### Challenge
Pick out every line in the data below that holds "zgłaszającego".

Stored data entries
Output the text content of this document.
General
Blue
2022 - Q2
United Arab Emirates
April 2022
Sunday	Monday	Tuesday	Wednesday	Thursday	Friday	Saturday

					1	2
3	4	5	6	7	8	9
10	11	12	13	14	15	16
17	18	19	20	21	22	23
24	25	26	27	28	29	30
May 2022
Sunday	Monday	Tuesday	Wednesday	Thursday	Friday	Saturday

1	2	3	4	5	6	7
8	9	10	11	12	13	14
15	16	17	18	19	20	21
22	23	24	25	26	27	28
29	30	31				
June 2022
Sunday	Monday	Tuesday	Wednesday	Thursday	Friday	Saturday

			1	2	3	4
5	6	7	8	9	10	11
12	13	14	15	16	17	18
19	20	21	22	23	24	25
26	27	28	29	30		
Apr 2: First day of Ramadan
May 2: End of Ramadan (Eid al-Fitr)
---
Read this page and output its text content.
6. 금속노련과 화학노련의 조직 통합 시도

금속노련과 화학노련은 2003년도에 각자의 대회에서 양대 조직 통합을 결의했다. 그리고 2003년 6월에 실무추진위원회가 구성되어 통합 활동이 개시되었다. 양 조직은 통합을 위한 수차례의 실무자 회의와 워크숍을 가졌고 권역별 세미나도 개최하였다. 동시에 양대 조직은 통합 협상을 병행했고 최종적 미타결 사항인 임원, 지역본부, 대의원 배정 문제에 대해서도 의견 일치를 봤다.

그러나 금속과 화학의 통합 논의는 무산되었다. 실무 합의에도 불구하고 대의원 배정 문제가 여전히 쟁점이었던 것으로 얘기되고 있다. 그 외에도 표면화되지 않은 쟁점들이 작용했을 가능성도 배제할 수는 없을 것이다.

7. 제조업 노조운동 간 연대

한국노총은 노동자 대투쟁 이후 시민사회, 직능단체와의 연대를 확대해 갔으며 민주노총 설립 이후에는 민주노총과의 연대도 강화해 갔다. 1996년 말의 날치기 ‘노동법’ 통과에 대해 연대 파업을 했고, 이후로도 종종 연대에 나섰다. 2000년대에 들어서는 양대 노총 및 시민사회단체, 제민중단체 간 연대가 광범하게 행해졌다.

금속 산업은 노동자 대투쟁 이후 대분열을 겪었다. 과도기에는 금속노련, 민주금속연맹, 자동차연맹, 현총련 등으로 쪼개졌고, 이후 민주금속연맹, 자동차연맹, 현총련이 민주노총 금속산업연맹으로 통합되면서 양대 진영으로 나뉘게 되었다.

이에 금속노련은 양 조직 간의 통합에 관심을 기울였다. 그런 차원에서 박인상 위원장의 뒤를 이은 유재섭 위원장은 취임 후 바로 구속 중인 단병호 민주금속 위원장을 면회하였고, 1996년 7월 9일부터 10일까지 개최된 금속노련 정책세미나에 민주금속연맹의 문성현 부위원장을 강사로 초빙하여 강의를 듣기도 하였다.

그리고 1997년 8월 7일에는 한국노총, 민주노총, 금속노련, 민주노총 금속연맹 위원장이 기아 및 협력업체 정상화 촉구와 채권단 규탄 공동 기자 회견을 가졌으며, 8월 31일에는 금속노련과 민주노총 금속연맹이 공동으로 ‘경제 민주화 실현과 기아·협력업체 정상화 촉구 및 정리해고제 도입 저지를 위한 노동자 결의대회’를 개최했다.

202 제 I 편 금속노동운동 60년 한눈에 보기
...
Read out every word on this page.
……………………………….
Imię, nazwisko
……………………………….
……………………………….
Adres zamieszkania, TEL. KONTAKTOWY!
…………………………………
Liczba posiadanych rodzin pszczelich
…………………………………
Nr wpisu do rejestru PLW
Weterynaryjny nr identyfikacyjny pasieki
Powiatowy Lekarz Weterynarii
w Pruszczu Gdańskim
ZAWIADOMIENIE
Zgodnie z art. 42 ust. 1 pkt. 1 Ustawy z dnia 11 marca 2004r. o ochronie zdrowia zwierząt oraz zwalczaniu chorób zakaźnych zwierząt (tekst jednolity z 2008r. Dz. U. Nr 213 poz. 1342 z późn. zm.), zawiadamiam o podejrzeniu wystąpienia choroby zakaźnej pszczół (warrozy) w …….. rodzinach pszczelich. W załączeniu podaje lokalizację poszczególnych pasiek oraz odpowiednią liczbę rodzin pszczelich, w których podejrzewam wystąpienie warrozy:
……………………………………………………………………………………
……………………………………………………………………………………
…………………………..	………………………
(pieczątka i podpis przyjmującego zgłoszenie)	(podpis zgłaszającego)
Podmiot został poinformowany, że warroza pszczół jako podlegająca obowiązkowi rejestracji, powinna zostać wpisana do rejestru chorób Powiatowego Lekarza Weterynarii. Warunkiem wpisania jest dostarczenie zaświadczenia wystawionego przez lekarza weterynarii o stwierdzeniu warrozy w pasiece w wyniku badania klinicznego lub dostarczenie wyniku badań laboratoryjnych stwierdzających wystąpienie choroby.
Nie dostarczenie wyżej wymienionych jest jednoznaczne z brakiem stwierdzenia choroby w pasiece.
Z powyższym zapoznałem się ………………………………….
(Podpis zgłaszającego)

### Complete output
(pieczątka i podpis przyjmującego zgłoszenie)	(podpis zgłaszającego)
(Podpis zgłaszającego)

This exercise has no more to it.